> What is expected: Reply with one number: the count of lines in the records below that hold "this".

> Records shown:

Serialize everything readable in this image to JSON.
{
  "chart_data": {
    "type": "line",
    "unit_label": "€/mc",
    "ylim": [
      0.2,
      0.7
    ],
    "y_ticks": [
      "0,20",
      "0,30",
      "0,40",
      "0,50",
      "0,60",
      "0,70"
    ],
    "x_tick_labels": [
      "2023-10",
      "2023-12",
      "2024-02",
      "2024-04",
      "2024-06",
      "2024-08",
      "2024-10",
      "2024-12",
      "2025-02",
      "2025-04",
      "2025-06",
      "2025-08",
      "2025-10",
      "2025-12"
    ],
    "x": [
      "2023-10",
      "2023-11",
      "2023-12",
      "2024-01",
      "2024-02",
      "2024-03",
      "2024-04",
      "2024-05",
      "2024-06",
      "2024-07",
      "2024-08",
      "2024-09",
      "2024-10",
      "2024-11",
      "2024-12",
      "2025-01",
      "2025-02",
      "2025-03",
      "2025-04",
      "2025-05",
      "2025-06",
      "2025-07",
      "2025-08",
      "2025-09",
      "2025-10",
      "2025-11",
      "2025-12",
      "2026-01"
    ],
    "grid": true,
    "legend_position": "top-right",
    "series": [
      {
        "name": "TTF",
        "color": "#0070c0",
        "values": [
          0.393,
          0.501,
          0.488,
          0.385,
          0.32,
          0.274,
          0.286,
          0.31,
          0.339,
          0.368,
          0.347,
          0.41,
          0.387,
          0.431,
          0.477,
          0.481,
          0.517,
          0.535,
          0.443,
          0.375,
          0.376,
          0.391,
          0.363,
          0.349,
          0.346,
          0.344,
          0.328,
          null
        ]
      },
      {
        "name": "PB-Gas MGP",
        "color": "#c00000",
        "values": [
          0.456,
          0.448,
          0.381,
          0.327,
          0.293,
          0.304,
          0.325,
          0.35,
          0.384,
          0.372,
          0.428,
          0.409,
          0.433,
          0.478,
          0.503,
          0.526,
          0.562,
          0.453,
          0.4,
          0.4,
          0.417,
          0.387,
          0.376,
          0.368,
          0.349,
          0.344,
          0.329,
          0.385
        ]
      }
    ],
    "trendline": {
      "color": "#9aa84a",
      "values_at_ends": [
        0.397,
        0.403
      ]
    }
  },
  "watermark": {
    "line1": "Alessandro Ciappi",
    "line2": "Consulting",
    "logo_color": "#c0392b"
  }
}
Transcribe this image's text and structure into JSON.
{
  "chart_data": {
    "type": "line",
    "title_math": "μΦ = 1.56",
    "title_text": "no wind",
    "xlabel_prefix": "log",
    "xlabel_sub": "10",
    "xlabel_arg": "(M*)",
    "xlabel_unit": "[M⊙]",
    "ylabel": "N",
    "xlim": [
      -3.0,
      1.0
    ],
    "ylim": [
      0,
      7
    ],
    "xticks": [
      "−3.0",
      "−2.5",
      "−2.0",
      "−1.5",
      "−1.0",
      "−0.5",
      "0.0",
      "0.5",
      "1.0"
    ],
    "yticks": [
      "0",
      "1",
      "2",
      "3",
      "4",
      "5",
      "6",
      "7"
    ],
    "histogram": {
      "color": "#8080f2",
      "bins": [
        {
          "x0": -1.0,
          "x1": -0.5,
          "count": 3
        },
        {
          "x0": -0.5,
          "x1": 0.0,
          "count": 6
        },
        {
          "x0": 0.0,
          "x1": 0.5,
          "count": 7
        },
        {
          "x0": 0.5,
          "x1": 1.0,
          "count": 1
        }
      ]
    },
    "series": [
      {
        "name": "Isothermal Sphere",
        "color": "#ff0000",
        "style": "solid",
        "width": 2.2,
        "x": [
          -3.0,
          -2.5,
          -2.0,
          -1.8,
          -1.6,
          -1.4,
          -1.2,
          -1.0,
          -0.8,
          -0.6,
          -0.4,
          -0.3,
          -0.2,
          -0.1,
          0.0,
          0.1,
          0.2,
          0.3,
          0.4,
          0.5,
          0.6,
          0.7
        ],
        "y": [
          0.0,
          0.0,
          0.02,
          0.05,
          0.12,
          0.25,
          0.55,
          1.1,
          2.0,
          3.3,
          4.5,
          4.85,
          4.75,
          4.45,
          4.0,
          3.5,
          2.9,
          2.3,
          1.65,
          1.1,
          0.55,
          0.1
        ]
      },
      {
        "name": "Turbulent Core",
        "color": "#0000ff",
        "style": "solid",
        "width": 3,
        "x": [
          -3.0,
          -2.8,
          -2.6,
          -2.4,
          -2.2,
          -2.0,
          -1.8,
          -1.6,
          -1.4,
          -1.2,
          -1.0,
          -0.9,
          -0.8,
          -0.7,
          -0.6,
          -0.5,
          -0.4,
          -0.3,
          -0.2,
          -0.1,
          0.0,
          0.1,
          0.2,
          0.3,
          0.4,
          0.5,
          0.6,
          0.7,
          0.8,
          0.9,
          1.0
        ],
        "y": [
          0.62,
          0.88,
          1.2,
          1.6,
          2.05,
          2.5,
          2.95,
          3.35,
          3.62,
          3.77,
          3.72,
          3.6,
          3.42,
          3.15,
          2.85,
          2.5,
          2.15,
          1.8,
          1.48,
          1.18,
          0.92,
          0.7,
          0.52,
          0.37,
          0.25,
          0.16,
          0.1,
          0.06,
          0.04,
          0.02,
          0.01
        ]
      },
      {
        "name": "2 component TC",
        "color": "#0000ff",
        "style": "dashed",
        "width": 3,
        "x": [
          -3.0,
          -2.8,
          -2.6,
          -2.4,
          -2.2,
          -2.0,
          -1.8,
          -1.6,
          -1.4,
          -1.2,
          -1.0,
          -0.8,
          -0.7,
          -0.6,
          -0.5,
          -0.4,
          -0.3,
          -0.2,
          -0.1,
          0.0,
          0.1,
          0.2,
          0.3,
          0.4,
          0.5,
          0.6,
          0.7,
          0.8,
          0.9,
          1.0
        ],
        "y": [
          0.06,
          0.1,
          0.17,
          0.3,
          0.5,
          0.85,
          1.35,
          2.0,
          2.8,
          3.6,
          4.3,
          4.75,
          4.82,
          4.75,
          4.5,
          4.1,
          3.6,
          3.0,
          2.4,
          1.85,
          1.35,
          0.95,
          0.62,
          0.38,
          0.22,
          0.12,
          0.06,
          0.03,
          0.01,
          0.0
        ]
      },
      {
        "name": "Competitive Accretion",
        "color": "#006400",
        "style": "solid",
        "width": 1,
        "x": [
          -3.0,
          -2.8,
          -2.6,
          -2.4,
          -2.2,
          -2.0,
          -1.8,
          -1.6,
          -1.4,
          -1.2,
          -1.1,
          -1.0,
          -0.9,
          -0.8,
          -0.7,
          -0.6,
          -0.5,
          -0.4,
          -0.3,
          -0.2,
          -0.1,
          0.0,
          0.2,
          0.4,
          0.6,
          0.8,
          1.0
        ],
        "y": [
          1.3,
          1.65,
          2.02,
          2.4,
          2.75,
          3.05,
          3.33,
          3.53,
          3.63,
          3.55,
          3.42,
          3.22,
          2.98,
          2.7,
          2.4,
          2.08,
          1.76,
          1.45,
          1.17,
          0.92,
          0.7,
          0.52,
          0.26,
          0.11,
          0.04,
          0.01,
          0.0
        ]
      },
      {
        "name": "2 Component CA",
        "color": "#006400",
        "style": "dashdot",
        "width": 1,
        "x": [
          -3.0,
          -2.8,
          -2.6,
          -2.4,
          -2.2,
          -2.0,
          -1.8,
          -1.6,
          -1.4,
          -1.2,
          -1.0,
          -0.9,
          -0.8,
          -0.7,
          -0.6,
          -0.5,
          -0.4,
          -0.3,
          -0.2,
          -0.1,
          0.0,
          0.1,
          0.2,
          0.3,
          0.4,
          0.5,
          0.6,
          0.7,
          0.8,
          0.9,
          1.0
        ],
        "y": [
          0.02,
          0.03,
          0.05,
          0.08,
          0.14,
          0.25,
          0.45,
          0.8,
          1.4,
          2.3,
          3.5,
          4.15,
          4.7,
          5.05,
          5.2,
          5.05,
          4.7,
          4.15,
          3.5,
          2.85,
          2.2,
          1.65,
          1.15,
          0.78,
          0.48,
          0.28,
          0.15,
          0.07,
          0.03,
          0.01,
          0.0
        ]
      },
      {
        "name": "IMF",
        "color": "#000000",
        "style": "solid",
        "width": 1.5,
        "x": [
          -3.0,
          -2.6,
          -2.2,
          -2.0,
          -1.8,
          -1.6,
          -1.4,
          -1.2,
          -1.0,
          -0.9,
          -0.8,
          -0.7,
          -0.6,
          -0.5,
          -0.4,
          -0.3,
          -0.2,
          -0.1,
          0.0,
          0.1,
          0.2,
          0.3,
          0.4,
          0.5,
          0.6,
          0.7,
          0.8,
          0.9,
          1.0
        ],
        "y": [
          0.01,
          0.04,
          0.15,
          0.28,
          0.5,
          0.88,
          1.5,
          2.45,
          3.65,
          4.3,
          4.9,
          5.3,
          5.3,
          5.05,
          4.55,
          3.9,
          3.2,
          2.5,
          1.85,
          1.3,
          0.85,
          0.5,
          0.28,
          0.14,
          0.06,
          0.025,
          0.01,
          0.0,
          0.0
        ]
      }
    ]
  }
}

> Reply to the task: 2